**Figure record extracts**.

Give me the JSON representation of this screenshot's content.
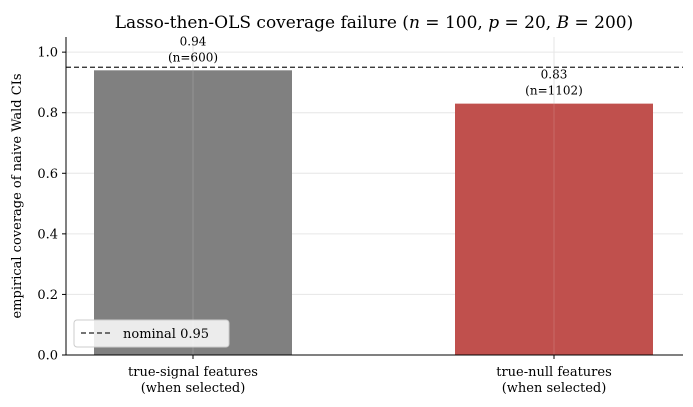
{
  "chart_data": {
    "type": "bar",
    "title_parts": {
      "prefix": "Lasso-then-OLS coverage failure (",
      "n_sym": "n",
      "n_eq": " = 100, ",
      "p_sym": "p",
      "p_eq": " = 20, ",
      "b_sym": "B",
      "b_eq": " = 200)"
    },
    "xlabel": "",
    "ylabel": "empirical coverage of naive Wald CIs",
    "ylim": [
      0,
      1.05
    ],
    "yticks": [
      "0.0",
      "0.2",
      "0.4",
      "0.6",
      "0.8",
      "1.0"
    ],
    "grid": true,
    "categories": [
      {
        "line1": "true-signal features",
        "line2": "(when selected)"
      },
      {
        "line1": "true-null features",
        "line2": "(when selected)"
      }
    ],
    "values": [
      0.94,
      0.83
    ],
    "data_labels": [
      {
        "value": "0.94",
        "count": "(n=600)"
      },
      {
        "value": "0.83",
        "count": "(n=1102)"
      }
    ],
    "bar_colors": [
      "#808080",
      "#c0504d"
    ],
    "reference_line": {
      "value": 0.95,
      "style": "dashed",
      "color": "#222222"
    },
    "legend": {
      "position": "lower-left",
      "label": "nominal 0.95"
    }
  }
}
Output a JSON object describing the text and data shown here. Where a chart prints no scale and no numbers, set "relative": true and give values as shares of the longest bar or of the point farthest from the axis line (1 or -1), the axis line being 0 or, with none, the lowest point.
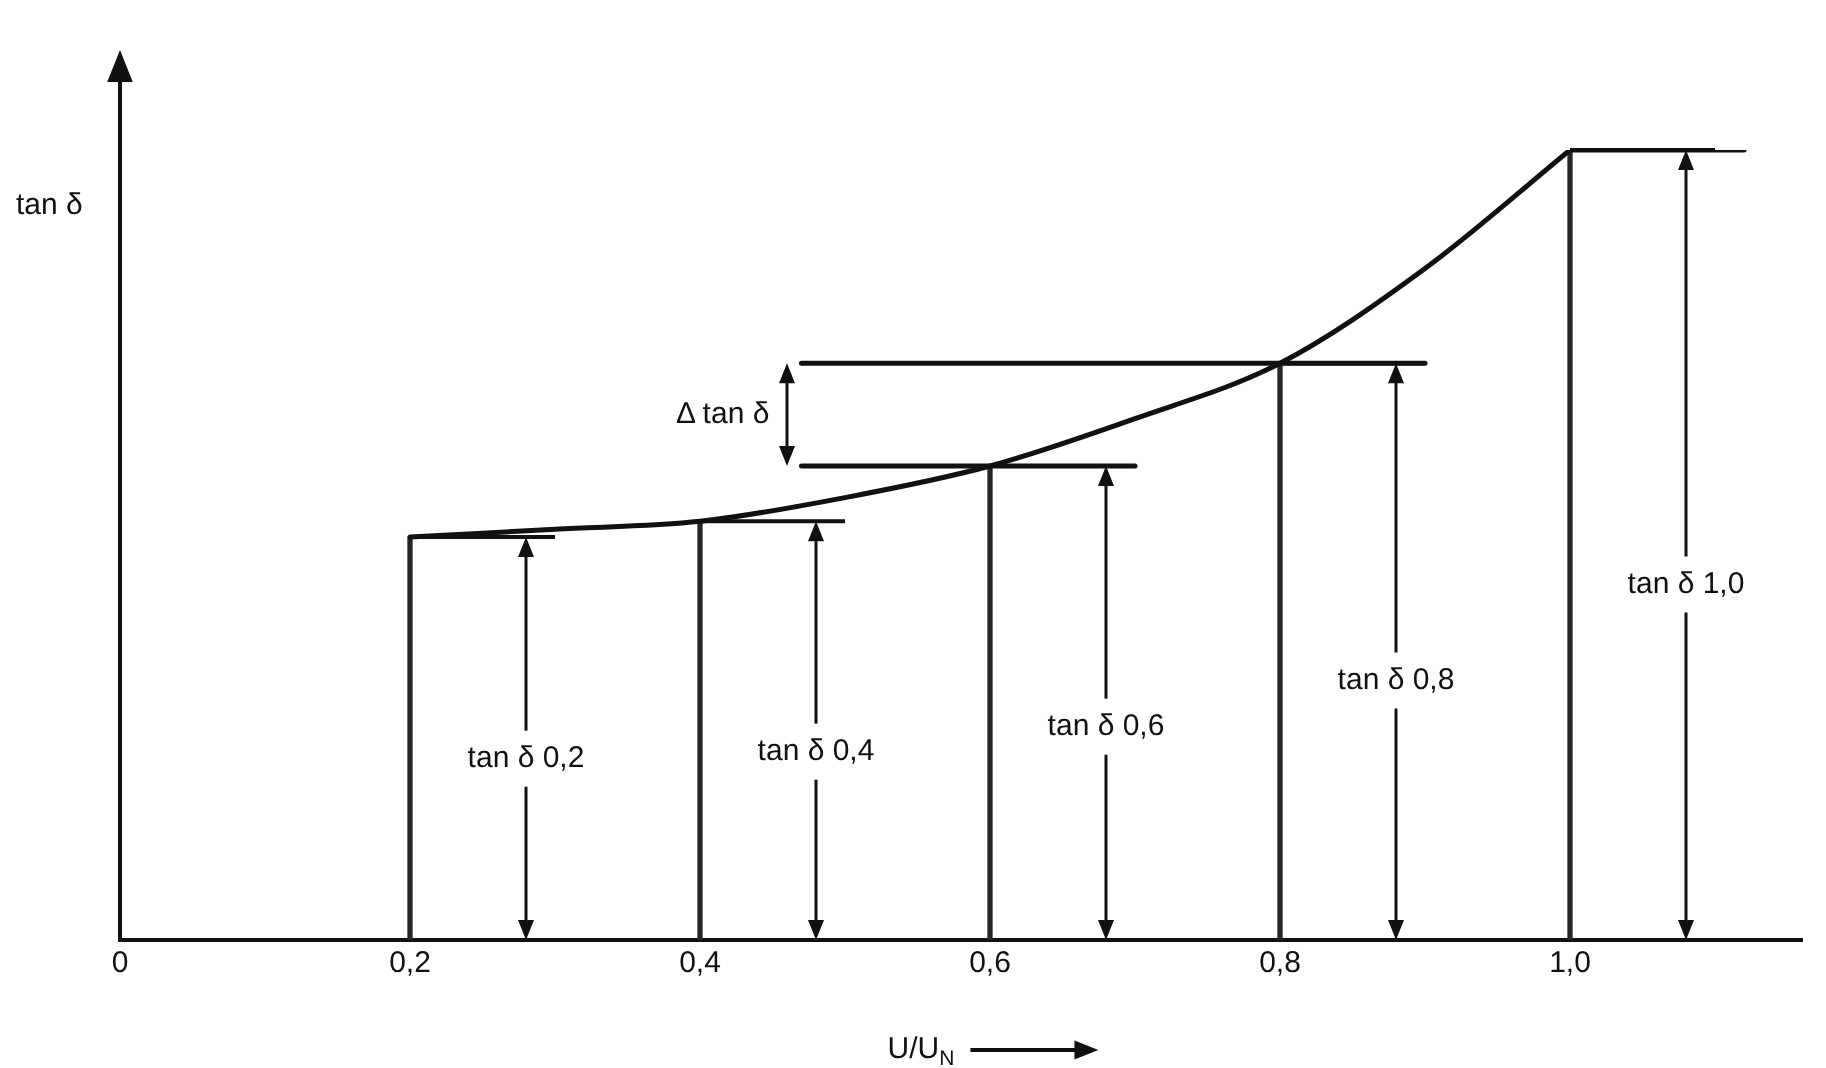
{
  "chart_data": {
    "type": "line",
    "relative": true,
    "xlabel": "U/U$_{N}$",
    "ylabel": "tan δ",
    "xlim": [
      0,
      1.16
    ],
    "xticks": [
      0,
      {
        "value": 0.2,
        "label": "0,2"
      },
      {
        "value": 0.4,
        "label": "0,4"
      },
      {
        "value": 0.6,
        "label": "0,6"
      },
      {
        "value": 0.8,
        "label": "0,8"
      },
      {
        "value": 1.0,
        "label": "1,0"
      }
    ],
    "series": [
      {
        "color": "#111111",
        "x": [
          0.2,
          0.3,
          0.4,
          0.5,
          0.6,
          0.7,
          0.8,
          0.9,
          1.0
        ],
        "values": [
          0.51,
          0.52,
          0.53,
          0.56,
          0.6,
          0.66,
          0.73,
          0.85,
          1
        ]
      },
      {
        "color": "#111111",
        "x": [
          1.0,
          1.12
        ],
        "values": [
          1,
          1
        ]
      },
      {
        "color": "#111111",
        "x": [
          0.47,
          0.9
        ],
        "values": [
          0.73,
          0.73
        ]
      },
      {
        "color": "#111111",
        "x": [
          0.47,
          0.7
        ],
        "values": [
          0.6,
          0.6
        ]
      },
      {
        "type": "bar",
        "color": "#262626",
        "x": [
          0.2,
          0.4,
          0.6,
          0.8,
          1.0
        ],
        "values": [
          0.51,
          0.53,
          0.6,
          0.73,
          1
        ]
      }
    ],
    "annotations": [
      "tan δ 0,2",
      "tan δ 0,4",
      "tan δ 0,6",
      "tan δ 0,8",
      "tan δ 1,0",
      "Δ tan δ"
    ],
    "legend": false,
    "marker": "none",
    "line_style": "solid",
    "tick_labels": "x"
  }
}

**WORK TO DO**. Write out the full listing verbatim, excluding its pictures.

**FULL ANSWER**.
Give me the JSON representation of this screenshot's content.
{
  "chart_data": {
    "type": "bar",
    "title_parts": {
      "prefix": "Lasso-then-OLS coverage failure (",
      "n_sym": "n",
      "n_eq": " = 100, ",
      "p_sym": "p",
      "p_eq": " = 20, ",
      "b_sym": "B",
      "b_eq": " = 200)"
    },
    "xlabel": "",
    "ylabel": "empirical coverage of naive Wald CIs",
    "ylim": [
      0,
      1.05
    ],
    "yticks": [
      "0.0",
      "0.2",
      "0.4",
      "0.6",
      "0.8",
      "1.0"
    ],
    "grid": true,
    "categories": [
      {
        "line1": "true-signal features",
        "line2": "(when selected)"
      },
      {
        "line1": "true-null features",
        "line2": "(when selected)"
      }
    ],
    "values": [
      0.94,
      0.83
    ],
    "data_labels": [
      {
        "value": "0.94",
        "count": "(n=600)"
      },
      {
        "value": "0.83",
        "count": "(n=1102)"
      }
    ],
    "bar_colors": [
      "#808080",
      "#c0504d"
    ],
    "reference_line": {
      "value": 0.95,
      "style": "dashed",
      "color": "#222222"
    },
    "legend": {
      "position": "lower-left",
      "label": "nominal 0.95"
    }
  }
}
Output a JSON object describing the text and data shown here. Where a chart prints no scale and no numbers, set "relative": true and give values as shares of the longest bar or of the point farthest from the axis line (1 or -1), the axis line being 0 or, with none, the lowest point.
{
  "chart_data": {
    "type": "line",
    "relative": true,
    "xlabel": "U/U$_{N}$",
    "ylabel": "tan δ",
    "xlim": [
      0,
      1.16
    ],
    "xticks": [
      0,
      {
        "value": 0.2,
        "label": "0,2"
      },
      {
        "value": 0.4,
        "label": "0,4"
      },
      {
        "value": 0.6,
        "label": "0,6"
      },
      {
        "value": 0.8,
        "label": "0,8"
      },
      {
        "value": 1.0,
        "label": "1,0"
      }
    ],
    "series": [
      {
        "color": "#111111",
        "x": [
          0.2,
          0.3,
          0.4,
          0.5,
          0.6,
          0.7,
          0.8,
          0.9,
          1.0
        ],
        "values": [
          0.51,
          0.52,
          0.53,
          0.56,
          0.6,
          0.66,
          0.73,
          0.85,
          1
        ]
      },
      {
        "color": "#111111",
        "x": [
          1.0,
          1.12
        ],
        "values": [
          1,
          1
        ]
      },
      {
        "color": "#111111",
        "x": [
          0.47,
          0.9
        ],
        "values": [
          0.73,
          0.73
        ]
      },
      {
        "color": "#111111",
        "x": [
          0.47,
          0.7
        ],
        "values": [
          0.6,
          0.6
        ]
      },
      {
        "type": "bar",
        "color": "#262626",
        "x": [
          0.2,
          0.4,
          0.6,
          0.8,
          1.0
        ],
        "values": [
          0.51,
          0.53,
          0.6,
          0.73,
          1
        ]
      }
    ],
    "annotations": [
      "tan δ 0,2",
      "tan δ 0,4",
      "tan δ 0,6",
      "tan δ 0,8",
      "tan δ 1,0",
      "Δ tan δ"
    ],
    "legend": false,
    "marker": "none",
    "line_style": "solid",
    "tick_labels": "x"
  }
}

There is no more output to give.